EXERCISE DIRECTIONS:
Do not include the pictures; repeat the rest of the data exactly.

DATASET EXCERPTS:

==================================================

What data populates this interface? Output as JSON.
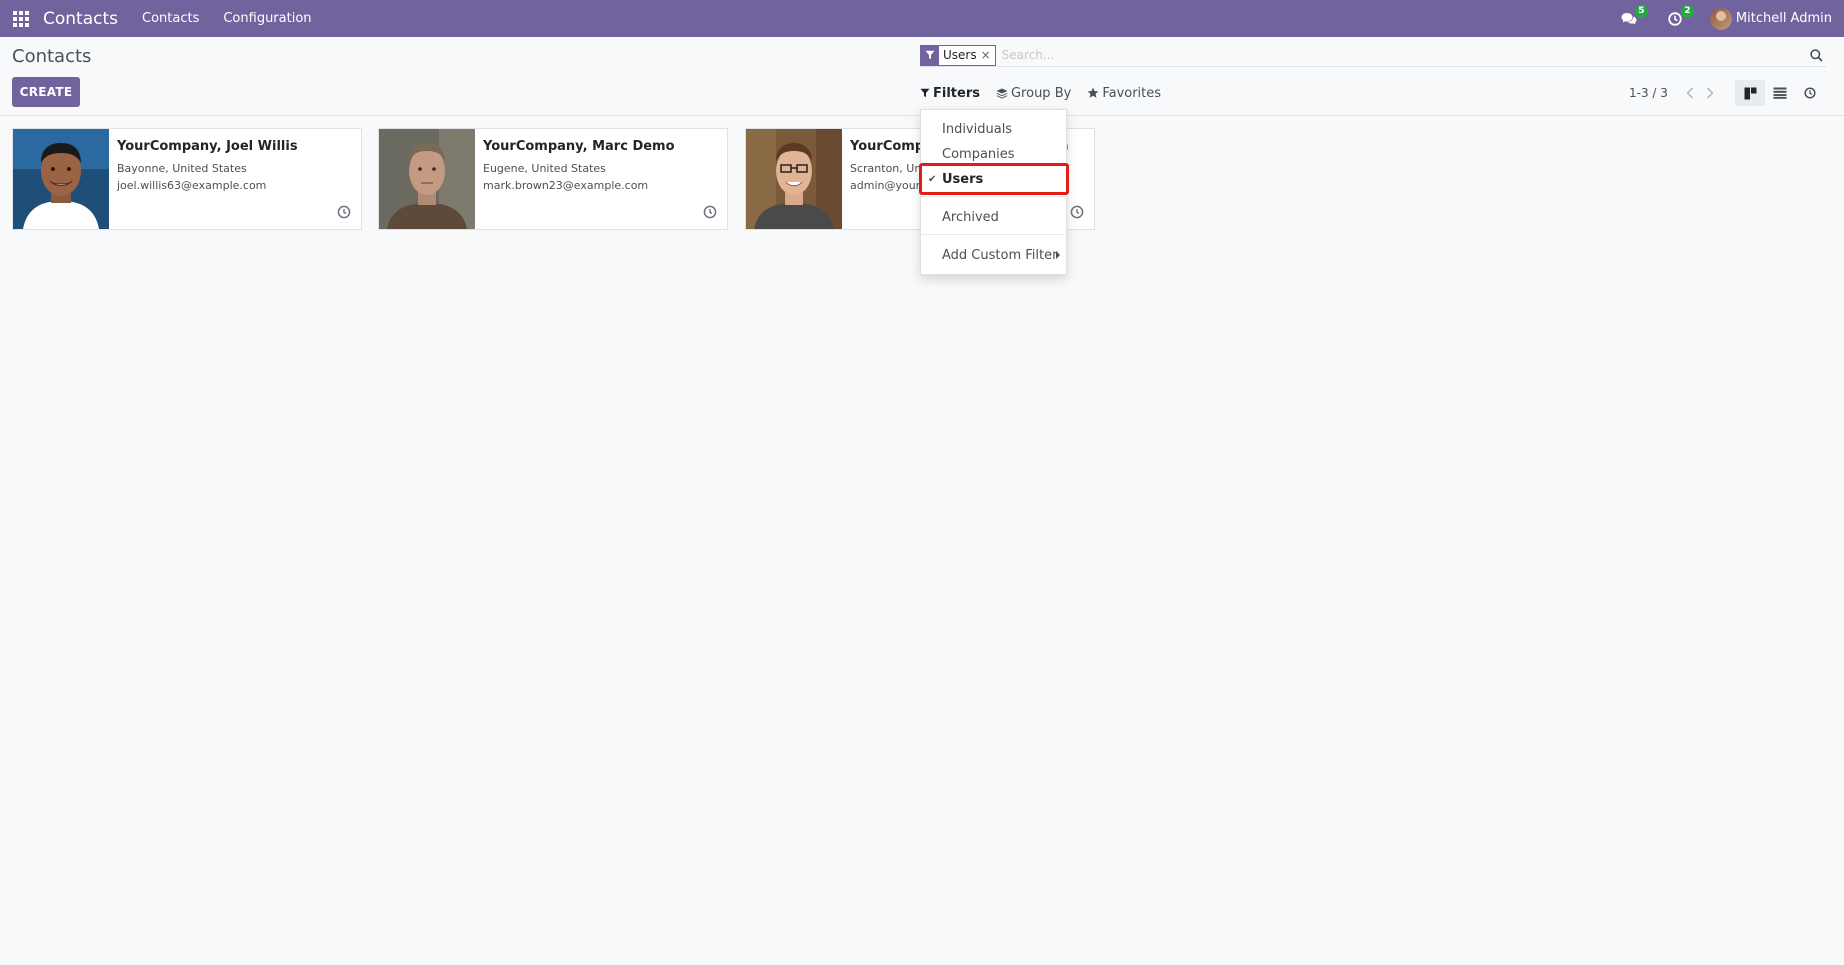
{
  "navbar": {
    "brand": "Contacts",
    "menu": [
      "Contacts",
      "Configuration"
    ],
    "messages_count": "5",
    "activities_count": "2",
    "user_name": "Mitchell Admin"
  },
  "control_panel": {
    "title": "Contacts",
    "create_label": "CREATE",
    "search": {
      "facet_value": "Users",
      "facet_remove": "×",
      "placeholder": "Search..."
    },
    "filters_label": "Filters",
    "group_by_label": "Group By",
    "favorites_label": "Favorites",
    "pager": "1-3 / 3"
  },
  "filter_dropdown": {
    "items": [
      "Individuals",
      "Companies",
      "Users",
      "Archived",
      "Add Custom Filter"
    ],
    "checked": "Users"
  },
  "cards": [
    {
      "name": "YourCompany, Joel Willis",
      "line1": "Bayonne, United States",
      "line2": "joel.willis63@example.com"
    },
    {
      "name": "YourCompany, Marc Demo",
      "line1": "Eugene, United States",
      "line2": "mark.brown23@example.com"
    },
    {
      "name": "YourCompany, Mitchell Admin",
      "line1": "Scranton, United States",
      "line2": "admin@yourcompany.example.com"
    }
  ],
  "colors": {
    "primary": "#71639e",
    "badge": "#28a745",
    "highlight": "#e41b1b"
  }
}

==================================================

RESPONSE TO THE TASK:
What data populates this interface? Output as JSON.
{
  "navbar": {
    "brand": "Contacts",
    "menu": [
      "Contacts",
      "Configuration"
    ],
    "messages_count": "5",
    "activities_count": "2",
    "user_name": "Mitchell Admin"
  },
  "control_panel": {
    "title": "Contacts",
    "create_label": "CREATE",
    "search": {
      "facet_value": "Users",
      "facet_remove": "×",
      "placeholder": "Search..."
    },
    "filters_label": "Filters",
    "group_by_label": "Group By",
    "favorites_label": "Favorites",
    "pager": "1-3 / 3"
  },
  "filter_dropdown": {
    "items": [
      "Individuals",
      "Companies",
      "Users",
      "Archived",
      "Add Custom Filter"
    ],
    "checked": "Users"
  },
  "cards": [
    {
      "name": "YourCompany, Joel Willis",
      "line1": "Bayonne, United States",
      "line2": "joel.willis63@example.com"
    },
    {
      "name": "YourCompany, Marc Demo",
      "line1": "Eugene, United States",
      "line2": "mark.brown23@example.com"
    },
    {
      "name": "YourCompany, Mitchell Admin",
      "line1": "Scranton, United States",
      "line2": "admin@yourcompany.example.com"
    }
  ],
  "colors": {
    "primary": "#71639e",
    "badge": "#28a745",
    "highlight": "#e41b1b"
  }
}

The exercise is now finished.